• [WHAT THE EXERCISE ASKS]
Could you reproduce the entries below word for word, starting from their first line and ending with the line containing "right-x-tick-label: 1 <box>1094", that line included?

━━━━━ RECORDS FOR THIS TASK ━━━━━

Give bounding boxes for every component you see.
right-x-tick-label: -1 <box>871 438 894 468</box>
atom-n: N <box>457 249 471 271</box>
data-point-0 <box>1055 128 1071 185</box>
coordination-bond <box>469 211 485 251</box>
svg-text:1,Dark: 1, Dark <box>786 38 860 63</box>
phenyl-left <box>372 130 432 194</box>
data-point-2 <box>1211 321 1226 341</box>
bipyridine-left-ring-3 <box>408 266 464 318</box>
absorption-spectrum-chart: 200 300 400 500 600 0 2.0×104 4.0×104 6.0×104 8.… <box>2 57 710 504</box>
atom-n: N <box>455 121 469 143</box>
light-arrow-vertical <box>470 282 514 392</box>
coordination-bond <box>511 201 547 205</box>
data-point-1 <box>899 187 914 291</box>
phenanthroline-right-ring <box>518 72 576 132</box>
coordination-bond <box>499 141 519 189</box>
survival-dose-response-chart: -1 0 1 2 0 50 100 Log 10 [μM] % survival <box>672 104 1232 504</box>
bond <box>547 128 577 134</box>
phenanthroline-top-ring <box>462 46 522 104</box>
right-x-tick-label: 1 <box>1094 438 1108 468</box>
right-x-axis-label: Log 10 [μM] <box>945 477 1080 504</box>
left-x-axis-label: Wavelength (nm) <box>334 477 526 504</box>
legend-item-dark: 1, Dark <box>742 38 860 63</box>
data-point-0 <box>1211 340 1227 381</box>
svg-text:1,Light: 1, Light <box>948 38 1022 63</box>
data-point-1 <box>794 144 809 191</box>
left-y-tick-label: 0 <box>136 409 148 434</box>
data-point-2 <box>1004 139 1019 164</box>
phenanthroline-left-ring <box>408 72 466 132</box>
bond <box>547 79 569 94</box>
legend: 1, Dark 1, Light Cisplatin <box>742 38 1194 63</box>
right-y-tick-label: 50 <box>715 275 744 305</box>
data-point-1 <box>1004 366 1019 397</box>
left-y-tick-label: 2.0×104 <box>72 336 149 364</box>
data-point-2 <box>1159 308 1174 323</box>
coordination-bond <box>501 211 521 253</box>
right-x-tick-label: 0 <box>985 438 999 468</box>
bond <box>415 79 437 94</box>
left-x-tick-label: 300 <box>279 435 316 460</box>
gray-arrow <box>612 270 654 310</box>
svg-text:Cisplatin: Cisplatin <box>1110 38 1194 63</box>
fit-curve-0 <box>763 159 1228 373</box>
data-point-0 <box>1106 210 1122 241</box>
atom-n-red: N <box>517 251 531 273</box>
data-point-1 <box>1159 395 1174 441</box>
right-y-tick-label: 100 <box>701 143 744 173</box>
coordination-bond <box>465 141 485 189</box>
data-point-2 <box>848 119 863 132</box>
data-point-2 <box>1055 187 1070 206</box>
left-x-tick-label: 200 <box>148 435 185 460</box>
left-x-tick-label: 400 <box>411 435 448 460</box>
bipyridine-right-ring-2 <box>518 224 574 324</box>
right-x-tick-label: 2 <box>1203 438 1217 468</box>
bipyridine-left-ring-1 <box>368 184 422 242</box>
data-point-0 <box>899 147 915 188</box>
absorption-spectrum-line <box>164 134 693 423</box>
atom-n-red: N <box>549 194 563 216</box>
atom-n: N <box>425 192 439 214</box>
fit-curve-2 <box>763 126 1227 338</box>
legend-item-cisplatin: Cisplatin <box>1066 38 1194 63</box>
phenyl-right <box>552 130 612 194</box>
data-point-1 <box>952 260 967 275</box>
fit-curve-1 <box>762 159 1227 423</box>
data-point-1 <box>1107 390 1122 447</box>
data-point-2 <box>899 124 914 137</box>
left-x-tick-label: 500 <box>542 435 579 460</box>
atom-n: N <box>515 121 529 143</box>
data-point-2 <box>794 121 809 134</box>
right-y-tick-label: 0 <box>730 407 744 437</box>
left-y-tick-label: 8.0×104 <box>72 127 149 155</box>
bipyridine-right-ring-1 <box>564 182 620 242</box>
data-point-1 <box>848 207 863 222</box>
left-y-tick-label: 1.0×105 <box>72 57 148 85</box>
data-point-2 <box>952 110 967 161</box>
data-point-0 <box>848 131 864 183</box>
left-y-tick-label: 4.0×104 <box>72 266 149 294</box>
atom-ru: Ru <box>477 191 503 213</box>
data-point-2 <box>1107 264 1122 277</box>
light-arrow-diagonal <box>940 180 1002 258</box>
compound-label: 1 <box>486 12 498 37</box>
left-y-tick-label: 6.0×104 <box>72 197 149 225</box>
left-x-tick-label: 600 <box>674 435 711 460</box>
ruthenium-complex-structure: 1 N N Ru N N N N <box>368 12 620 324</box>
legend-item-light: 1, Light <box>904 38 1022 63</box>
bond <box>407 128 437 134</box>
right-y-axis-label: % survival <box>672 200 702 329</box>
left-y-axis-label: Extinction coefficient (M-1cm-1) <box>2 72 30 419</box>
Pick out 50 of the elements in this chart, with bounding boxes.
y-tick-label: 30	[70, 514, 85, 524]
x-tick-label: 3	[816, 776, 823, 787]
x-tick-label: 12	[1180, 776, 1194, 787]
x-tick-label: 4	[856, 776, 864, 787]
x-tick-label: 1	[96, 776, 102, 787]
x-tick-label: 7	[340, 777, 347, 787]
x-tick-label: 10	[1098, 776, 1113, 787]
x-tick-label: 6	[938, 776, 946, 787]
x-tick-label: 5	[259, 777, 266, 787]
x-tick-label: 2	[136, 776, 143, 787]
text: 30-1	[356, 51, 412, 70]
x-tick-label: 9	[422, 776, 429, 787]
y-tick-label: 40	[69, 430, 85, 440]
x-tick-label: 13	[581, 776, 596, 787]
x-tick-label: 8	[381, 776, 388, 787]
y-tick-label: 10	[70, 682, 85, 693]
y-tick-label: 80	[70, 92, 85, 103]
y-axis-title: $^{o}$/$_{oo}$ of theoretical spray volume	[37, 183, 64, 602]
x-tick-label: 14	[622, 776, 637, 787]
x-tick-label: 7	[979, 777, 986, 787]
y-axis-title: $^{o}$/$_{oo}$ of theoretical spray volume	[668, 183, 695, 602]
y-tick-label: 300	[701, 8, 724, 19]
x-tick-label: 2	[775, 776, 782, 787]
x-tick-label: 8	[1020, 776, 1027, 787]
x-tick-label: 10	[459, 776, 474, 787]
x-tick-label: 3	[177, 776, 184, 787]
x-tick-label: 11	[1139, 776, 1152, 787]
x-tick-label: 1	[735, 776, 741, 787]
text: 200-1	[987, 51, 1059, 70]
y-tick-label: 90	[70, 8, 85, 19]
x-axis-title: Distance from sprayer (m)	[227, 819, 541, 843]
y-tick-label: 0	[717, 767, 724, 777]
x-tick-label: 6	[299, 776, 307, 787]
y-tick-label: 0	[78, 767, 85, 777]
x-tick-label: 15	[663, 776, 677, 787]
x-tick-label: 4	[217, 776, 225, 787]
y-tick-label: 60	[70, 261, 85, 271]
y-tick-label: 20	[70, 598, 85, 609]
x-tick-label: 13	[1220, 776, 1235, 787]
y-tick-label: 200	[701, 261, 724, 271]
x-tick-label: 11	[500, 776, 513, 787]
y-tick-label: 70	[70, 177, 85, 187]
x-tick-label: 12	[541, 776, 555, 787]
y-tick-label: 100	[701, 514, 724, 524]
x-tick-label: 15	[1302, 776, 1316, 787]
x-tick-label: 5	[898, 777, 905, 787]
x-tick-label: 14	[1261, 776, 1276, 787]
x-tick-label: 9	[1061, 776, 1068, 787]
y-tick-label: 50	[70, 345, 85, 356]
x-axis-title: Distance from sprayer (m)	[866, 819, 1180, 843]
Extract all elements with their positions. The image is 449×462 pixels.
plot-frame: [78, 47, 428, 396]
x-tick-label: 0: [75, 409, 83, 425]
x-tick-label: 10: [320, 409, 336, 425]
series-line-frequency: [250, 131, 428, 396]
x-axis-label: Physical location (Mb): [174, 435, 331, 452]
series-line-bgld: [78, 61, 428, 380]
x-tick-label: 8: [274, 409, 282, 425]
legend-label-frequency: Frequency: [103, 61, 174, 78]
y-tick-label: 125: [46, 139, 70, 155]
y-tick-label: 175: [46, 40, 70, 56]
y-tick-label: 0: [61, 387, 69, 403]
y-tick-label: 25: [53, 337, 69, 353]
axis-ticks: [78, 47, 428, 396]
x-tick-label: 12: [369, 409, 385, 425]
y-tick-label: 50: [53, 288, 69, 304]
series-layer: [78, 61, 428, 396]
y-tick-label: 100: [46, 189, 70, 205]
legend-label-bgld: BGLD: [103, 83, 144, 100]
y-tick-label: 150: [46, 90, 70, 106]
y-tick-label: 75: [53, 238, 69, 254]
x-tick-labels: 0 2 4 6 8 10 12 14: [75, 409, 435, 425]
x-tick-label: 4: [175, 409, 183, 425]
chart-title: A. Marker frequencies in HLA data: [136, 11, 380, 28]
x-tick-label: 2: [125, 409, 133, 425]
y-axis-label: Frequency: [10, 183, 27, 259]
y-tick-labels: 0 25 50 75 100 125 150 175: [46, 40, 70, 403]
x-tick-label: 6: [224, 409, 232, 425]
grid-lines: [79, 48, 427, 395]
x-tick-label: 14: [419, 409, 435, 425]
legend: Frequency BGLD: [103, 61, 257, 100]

━━━━━

• [RESULT OF THE TASK]
Give bounding boxes for every component you see.
right-x-tick-label: -1 <box>871 438 894 468</box>
atom-n: N <box>457 249 471 271</box>
data-point-0 <box>1055 128 1071 185</box>
coordination-bond <box>469 211 485 251</box>
svg-text:1,Dark: 1, Dark <box>786 38 860 63</box>
phenyl-left <box>372 130 432 194</box>
data-point-2 <box>1211 321 1226 341</box>
bipyridine-left-ring-3 <box>408 266 464 318</box>
absorption-spectrum-chart: 200 300 400 500 600 0 2.0×104 4.0×104 6.0×104 8.… <box>2 57 710 504</box>
atom-n: N <box>455 121 469 143</box>
light-arrow-vertical <box>470 282 514 392</box>
coordination-bond <box>511 201 547 205</box>
data-point-1 <box>899 187 914 291</box>
phenanthroline-right-ring <box>518 72 576 132</box>
coordination-bond <box>499 141 519 189</box>
survival-dose-response-chart: -1 0 1 2 0 50 100 Log 10 [μM] % survival <box>672 104 1232 504</box>
bond <box>547 128 577 134</box>
phenanthroline-top-ring <box>462 46 522 104</box>
right-x-tick-label: 1 <box>1094 438 1108 468</box>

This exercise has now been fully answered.